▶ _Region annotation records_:

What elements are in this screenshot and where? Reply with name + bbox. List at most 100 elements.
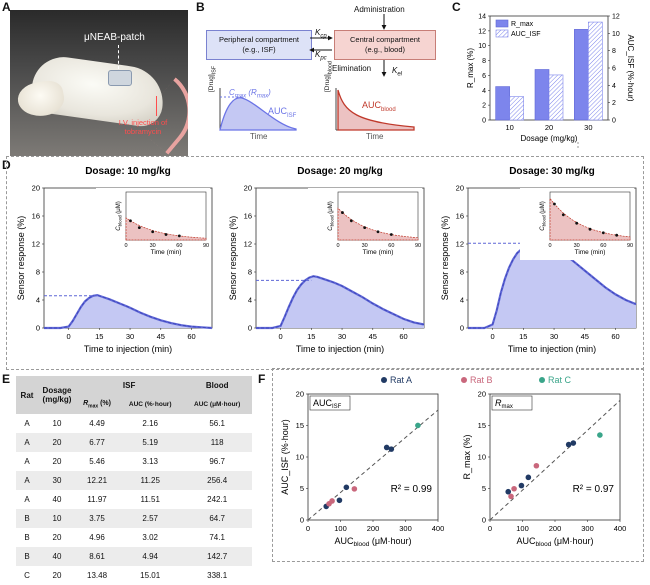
- f-point-rat-a: [343, 484, 350, 491]
- f-xtick-label: 200: [549, 524, 562, 533]
- blood-time-label: Time: [366, 132, 384, 141]
- cell-rat: A: [16, 414, 38, 433]
- d-ytick-label: 20: [456, 184, 464, 193]
- inset-point: [341, 211, 344, 214]
- cell-dosage: 40: [38, 490, 76, 509]
- inset-point: [129, 219, 132, 223]
- d-fit-line: [256, 275, 425, 329]
- bar-rmax: [534, 69, 550, 121]
- c-ytick-label: 10: [478, 43, 486, 50]
- inset-ylabel: Cblood (μM): [540, 201, 547, 230]
- panel-letter-c: C: [452, 0, 461, 14]
- cell-dosage: 40: [38, 547, 76, 566]
- f-ylabel: AUC_ISF (%·hour): [280, 419, 290, 495]
- f-point-rat-b: [351, 486, 358, 492]
- d-ytick-label: 4: [36, 296, 40, 305]
- d-ytick-label: 20: [32, 184, 40, 193]
- header-isf: ISF: [76, 376, 183, 395]
- f-ytick-label: 5: [482, 484, 486, 493]
- d-title: Dosage: 20 mg/kg: [297, 166, 383, 177]
- inset-point: [389, 233, 393, 236]
- d-ytick-label: 4: [460, 296, 464, 305]
- data-table: Rat Dosage (mg/kg) ISF Blood Rmax (%) AUC…: [16, 376, 252, 585]
- c-y2tick-label: 6: [612, 66, 616, 73]
- d-ylabel: Sensor response (%): [228, 216, 238, 301]
- d-ytick-label: 0: [248, 324, 252, 333]
- d-xtick-label: 0: [66, 332, 70, 341]
- panel-f-frame: [272, 368, 644, 562]
- elimination-label: Elimination: [332, 64, 372, 73]
- f-point-rat-c: [415, 422, 421, 429]
- d-xtick-label: 45: [369, 332, 377, 341]
- d-fit-line: [44, 294, 213, 329]
- f-xtick-label: 0: [488, 524, 492, 533]
- inset-area: [125, 217, 207, 241]
- d-fit-line: [468, 242, 637, 329]
- c-ytick-label: 2: [482, 103, 486, 110]
- table-row: A 40 11.97 11.51 242.1: [16, 490, 252, 509]
- f-ytick-label: 20: [478, 390, 486, 399]
- inset-xtick-label: 0: [548, 243, 551, 249]
- d-xtick-label: 45: [157, 332, 165, 341]
- table-row: A 20 5.46 3.13 96.7: [16, 452, 252, 471]
- f-point-rat-b: [533, 462, 540, 469]
- legend-label-rmax: R_max: [511, 21, 534, 28]
- cell-rmax: 11.97: [76, 490, 119, 509]
- f-point-rat-a: [388, 446, 395, 452]
- legend-swatch-rmax: [495, 19, 509, 28]
- cell-auc-isf: 4.94: [118, 547, 183, 566]
- cell-auc-isf: 2.57: [118, 509, 183, 528]
- cell-auc-blood: 118: [182, 433, 252, 452]
- d-xtick-label: 60: [187, 332, 195, 341]
- c-ytick-label: 14: [478, 14, 486, 21]
- cell-auc-blood: 256.4: [182, 471, 252, 490]
- patch-pointer: [118, 45, 119, 69]
- cell-rmax: 4.96: [76, 528, 119, 547]
- c-ylabel: R_max (%): [466, 48, 475, 88]
- cell-dosage: 20: [38, 452, 76, 471]
- inset-xlabel: Time (min): [363, 249, 394, 256]
- table-row: B 20 4.96 3.02 74.1: [16, 528, 252, 547]
- cell-auc-isf: 3.02: [118, 528, 183, 547]
- d-ytick-label: 16: [244, 212, 252, 221]
- d-xtick-label: 60: [399, 332, 407, 341]
- bar-rmax: [495, 86, 510, 121]
- cell-auc-isf: 5.19: [118, 433, 183, 452]
- legend-dot-rat-b: [461, 377, 467, 383]
- bar-rmax: [574, 29, 589, 121]
- d-ytick-label: 20: [244, 184, 252, 193]
- f-point-rat-a: [565, 441, 572, 448]
- f-ytick-label: 0: [482, 516, 486, 525]
- inset-xlabel: Time (min): [575, 249, 606, 256]
- c-ytick-label: 6: [482, 73, 486, 80]
- peripheral-compartment: Peripheral compartment (e.g., ISF): [206, 30, 312, 60]
- c-y2tick-label: 12: [612, 14, 620, 21]
- d-ytick-label: 0: [460, 324, 464, 333]
- cell-dosage: 30: [38, 471, 76, 490]
- header-dosage: Dosage (mg/kg): [38, 376, 76, 414]
- d-xtick-label: 15: [307, 332, 315, 341]
- f-xtick-label: 100: [516, 524, 529, 533]
- central-compartment: Central compartment (e.g., blood): [334, 30, 436, 60]
- blood-curve: [337, 89, 415, 131]
- panel-letter-a: A: [2, 0, 11, 14]
- d-xtick-label: 15: [519, 332, 527, 341]
- inset-xtick-label: 60: [600, 243, 606, 249]
- c-y2tick-label: 0: [612, 118, 616, 125]
- d-ytick-label: 8: [460, 268, 464, 277]
- d-ytick-label: 12: [456, 240, 464, 249]
- f-point-rat-a: [336, 497, 343, 504]
- cell-rmax: 3.75: [76, 509, 119, 528]
- f-point-rat-a: [383, 444, 390, 451]
- header-rat: Rat: [16, 376, 38, 414]
- cell-rat: A: [16, 471, 38, 490]
- d-ytick-label: 8: [36, 268, 40, 277]
- cell-rmax: 5.46: [76, 452, 119, 471]
- inset-xtick-label: 60: [176, 243, 182, 249]
- legend-dot-rat-c: [539, 377, 545, 383]
- legend-label-rat-b: Rat B: [470, 375, 493, 385]
- central-title: Central compartment: [349, 35, 421, 44]
- cell-rat: B: [16, 509, 38, 528]
- d-ytick-label: 16: [456, 212, 464, 221]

▶ _WORK TO DO_:
Turn every line of the material above into a JSON list of strings, one string per line, skipping blank lines and leaving out the pictures.

▶ _RESULT OF THIS EXERCISE_:
[
  "What elements are in this screenshot and where? Reply with name + bbox. List at most 100 elements.",
  "- f-point-rat-a: [343, 484, 350, 491]",
  "- f-xtick-label: 200: [549, 524, 562, 533]",
  "- blood-time-label: Time: [366, 132, 384, 141]",
  "- cell-rat: A: [16, 414, 38, 433]",
  "- d-ytick-label: 20: [456, 184, 464, 193]",
  "- inset-point: [341, 211, 344, 214]",
  "- cell-dosage: 40: [38, 490, 76, 509]",
  "- inset-point: [129, 219, 132, 223]",
  "- d-fit-line: [256, 275, 425, 329]",
  "- bar-rmax: [534, 69, 550, 121]",
  "- c-ytick-label: 10: [478, 43, 486, 50]",
  "- inset-ylabel: Cblood (μM): [540, 201, 547, 230]",
  "- panel-letter-c: C: [452, 0, 461, 14]",
  "- cell-dosage: 40: [38, 547, 76, 566]",
  "- f-ylabel: AUC_ISF (%·hour): [280, 419, 290, 495]",
  "- f-point-rat-b: [351, 486, 358, 492]",
  "- d-ytick-label: 4: [36, 296, 40, 305]",
  "- d-ytick-label: 20: [32, 184, 40, 193]",
  "- header-isf: ISF: [76, 376, 183, 395]",
  "- f-ytick-label: 5: [482, 484, 486, 493]",
  "- d-title: Dosage: 20 mg/kg: [297, 166, 383, 177]",
  "- inset-point: [389, 233, 393, 236]",
  "- d-ytick-label: 4: [460, 296, 464, 305]",
  "- data-table: Rat Dosage (mg/kg) ISF Blood Rmax (%) AUC…: [16, 376, 252, 585]",
  "- c-y2tick-label: 6: [612, 66, 616, 73]",
  "- d-ylabel: Sensor response (%): [228, 216, 238, 301]",
  "- d-ytick-label: 0: [248, 324, 252, 333]",
  "- d-xtick-label: 0: [66, 332, 70, 341]",
  "- panel-f-frame: [272, 368, 644, 562]",
  "- elimination-label: Elimination: [332, 64, 372, 73]",
  "- f-point-rat-c: [415, 422, 421, 429]",
  "- d-xtick-label: 45: [369, 332, 377, 341]",
  "- d-fit-line: [44, 294, 213, 329]",
  "- f-xtick-label: 0: [488, 524, 492, 533]",
  "- inset-area: [125, 217, 207, 241]",
  "- d-fit-line: [468, 242, 637, 329]",
  "- c-ytick-label: 2: [482, 103, 486, 110]",
  "- table-row: A 40 11.97 11.51 242.1: [16, 490, 252, 509]",
  "- f-ytick-label: 20: [478, 390, 486, 399]",
  "- inset-xtick-label: 0: [548, 243, 551, 249]",
  "- d-xtick-label: 45: [157, 332, 165, 341]",
  "- table-row: A 20 5.46 3.13 96.7: [16, 452, 252, 471]",
  "- f-point-rat-b: [533, 462, 540, 469]",
  "- legend-label-rmax: R_max: [511, 21, 534, 28]",
  "- cell-rmax: 11.97: [76, 490, 119, 509]",
  "- f-point-rat-a: [388, 446, 395, 452]",
  "- legend-swatch-rmax: [495, 19, 509, 28]",
  "- cell-auc-isf: 4.94: [118, 547, 183, 566]",
  "- cell-auc-isf: 2.57: [118, 509, 183, 528]",
  "- cell-auc-blood: 118: [182, 433, 252, 452]",
  "- d-xtick-label: 60: [187, 332, 195, 341]",
  "- c-ytick-label: 14: [478, 14, 486, 21]",
  "- cell-auc-blood: 256.4: [182, 471, 252, 490]",
  "- patch-pointer: [118, 45, 119, 69]",
  "- cell-rmax: 4.96: [76, 528, 119, 547]",
  "- c-ylabel: R_max (%): [466, 48, 475, 88]",
  "- cell-dosage: 20: [38, 452, 76, 471]",
  "- inset-xlabel: Time (min): [363, 249, 394, 256]",
  "- table-row: B 20 4.96 3.02 74.1: [16, 528, 252, 547]",
  "- cell-auc-isf: 3.02: [118, 528, 183, 547]",
  "- d-ytick-label: 16: [244, 212, 252, 221]",
  "- d-xtick-label: 60: [399, 332, 407, 341]",
  "- bar-rmax: [495, 86, 510, 121]",
  "- cell-auc-isf: 5.19: [118, 433, 183, 452]",
  "- legend-dot-rat-b: [461, 377, 467, 383]",
  "- bar-rmax: [574, 29, 589, 121]",
  "- d-ytick-label: 20: [244, 184, 252, 193]",
  "- f-point-rat-a: [565, 441, 572, 448]",
  "- f-ytick-label: 0: [482, 516, 486, 525]",
  "- inset-xlabel: Time (min): [575, 249, 606, 256]",
  "- c-ytick-label: 6: [482, 73, 486, 80]",
  "- peripheral-compartment: Peripheral compartment (e.g., ISF): [206, 30, 312, 60]",
  "- c-y2tick-label: 12: [612, 14, 620, 21]",
  "- d-ytick-label: 0: [460, 324, 464, 333]",
  "- cell-dosage: 30: [38, 471, 76, 490]",
  "- header-dosage: Dosage (mg/kg): [38, 376, 76, 414]",
  "- d-xtick-label: 15: [307, 332, 315, 341]",
  "- f-xtick-label: 100: [516, 524, 529, 533]",
  "- central-compartment: Central compartment (e.g., blood): [334, 30, 436, 60]",
  "- blood-curve: [337, 89, 415, 131]",
  "- panel-letter-a: A: [2, 0, 11, 14]",
  "- d-xtick-label: 15: [519, 332, 527, 341]",
  "- inset-xtick-label: 60: [600, 243, 606, 249]",
  "- c-y2tick-label: 0: [612, 118, 616, 125]",
  "- d-ytick-label: 8: [460, 268, 464, 277]",
  "- d-ytick-label: 12: [456, 240, 464, 249]",
  "- f-point-rat-a: [336, 497, 343, 504]",
  "- cell-rmax: 3.75: [76, 509, 119, 528]",
  "- f-point-rat-a: [383, 444, 390, 451]",
  "- header-rat: Rat: [16, 376, 38, 414]",
  "- cell-rat: A: [16, 471, 38, 490]",
  "- d-ytick-label: 8: [36, 268, 40, 277]",
  "- cell-rmax: 5.46: [76, 452, 119, 471]",
  "- inset-xtick-label: 60: [176, 243, 182, 249]",
  "- legend-dot-rat-c: [539, 377, 545, 383]",
  "- legend-label-rat-b: Rat B: [470, 375, 493, 385]",
  "- central-title: Central compartment: [349, 35, 421, 44]",
  "- cell-rat: B: [16, 509, 38, 528]",
  "- d-ytick-label: 16: [456, 212, 464, 221]"
]